**Task goal:**
Lines holding the string "Российской" are the ones to copy; find them all in the data.

(Saved entries)
━━━━

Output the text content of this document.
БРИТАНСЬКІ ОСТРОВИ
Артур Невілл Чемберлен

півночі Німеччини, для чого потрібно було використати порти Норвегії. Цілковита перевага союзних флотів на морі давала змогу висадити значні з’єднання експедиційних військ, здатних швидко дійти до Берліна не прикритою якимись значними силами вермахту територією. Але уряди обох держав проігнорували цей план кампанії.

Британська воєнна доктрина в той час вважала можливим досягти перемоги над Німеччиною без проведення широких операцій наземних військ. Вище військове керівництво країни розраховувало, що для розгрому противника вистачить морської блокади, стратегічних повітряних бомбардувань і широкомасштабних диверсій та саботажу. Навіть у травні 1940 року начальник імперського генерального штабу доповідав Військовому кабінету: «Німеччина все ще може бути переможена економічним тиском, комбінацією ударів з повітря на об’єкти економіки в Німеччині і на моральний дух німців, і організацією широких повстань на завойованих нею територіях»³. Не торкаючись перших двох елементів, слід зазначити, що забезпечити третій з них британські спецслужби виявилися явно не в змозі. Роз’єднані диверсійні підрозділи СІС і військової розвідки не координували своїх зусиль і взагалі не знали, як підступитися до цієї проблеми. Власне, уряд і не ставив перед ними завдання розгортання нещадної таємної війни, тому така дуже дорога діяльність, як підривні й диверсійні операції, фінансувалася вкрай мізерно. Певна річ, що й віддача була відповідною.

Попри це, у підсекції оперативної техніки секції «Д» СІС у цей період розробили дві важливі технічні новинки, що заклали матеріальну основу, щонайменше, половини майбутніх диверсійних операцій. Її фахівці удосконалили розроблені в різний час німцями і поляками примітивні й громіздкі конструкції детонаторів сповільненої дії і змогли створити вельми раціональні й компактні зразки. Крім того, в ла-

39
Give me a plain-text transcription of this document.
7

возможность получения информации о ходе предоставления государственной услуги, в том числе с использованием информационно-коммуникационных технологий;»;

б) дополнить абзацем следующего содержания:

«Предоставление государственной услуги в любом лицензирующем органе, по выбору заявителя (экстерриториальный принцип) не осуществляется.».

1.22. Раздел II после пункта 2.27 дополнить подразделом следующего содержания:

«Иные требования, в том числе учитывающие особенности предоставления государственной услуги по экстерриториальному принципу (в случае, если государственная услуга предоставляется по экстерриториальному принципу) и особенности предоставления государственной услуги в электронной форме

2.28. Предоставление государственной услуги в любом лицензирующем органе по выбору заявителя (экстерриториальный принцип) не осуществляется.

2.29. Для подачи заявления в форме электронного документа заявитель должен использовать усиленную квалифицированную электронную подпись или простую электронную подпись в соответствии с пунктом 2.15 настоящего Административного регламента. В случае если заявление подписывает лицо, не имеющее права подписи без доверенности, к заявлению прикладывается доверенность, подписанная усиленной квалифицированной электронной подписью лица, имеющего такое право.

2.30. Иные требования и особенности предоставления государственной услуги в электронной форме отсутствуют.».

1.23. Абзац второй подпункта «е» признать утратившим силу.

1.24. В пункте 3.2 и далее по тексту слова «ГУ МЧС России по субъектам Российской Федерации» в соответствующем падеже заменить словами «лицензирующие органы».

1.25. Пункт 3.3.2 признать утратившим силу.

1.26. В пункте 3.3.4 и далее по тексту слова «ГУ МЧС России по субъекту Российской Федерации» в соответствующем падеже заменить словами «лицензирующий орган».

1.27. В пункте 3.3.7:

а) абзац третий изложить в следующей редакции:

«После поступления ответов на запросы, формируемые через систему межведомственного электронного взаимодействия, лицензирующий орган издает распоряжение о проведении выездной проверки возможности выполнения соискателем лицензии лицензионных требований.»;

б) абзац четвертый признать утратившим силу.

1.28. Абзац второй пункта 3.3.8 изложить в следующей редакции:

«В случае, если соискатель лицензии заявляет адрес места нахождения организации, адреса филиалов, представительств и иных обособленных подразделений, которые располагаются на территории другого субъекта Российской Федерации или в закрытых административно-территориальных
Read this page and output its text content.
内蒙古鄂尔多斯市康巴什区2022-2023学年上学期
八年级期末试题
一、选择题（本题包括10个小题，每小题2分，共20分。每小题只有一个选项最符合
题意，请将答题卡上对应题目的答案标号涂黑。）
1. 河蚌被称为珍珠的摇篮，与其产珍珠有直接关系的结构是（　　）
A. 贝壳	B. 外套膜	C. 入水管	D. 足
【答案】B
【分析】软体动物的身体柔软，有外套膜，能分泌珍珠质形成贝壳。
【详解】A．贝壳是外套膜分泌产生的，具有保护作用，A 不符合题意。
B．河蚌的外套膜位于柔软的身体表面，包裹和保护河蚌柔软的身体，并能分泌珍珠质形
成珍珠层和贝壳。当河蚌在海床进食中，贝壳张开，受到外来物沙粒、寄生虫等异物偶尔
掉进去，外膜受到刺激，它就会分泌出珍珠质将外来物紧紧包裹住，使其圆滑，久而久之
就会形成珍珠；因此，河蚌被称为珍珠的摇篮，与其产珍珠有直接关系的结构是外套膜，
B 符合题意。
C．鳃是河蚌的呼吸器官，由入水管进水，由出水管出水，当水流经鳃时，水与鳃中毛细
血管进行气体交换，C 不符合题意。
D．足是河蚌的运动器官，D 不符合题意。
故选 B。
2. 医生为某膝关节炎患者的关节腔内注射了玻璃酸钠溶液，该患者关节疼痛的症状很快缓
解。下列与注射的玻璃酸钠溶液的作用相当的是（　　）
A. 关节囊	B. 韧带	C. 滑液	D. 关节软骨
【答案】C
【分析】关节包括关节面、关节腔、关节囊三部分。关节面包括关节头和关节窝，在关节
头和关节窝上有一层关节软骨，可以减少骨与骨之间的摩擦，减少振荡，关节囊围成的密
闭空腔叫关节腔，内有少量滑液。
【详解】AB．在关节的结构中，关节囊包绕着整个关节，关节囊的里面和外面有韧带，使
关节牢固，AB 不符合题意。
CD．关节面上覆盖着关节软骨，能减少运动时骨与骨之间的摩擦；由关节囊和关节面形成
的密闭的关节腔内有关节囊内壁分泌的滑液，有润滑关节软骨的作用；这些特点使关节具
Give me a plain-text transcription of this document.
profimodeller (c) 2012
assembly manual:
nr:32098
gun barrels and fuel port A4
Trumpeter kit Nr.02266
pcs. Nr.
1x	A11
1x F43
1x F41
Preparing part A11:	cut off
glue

━━━━

**Full response:**
1.24. В пункте 3.2 и далее по тексту слова «ГУ МЧС России по субъектам Российской Федерации» в соответствующем падеже заменить словами «лицензирующие органы».
1.26. В пункте 3.3.4 и далее по тексту слова «ГУ МЧС России по субъекту Российской Федерации» в соответствующем падеже заменить словами «лицензирующий орган».
«В случае, если соискатель лицензии заявляет адрес места нахождения организации, адреса филиалов, представительств и иных обособленных подразделений, которые располагаются на территории другого субъекта Российской Федерации или в закрытых административно-территориальных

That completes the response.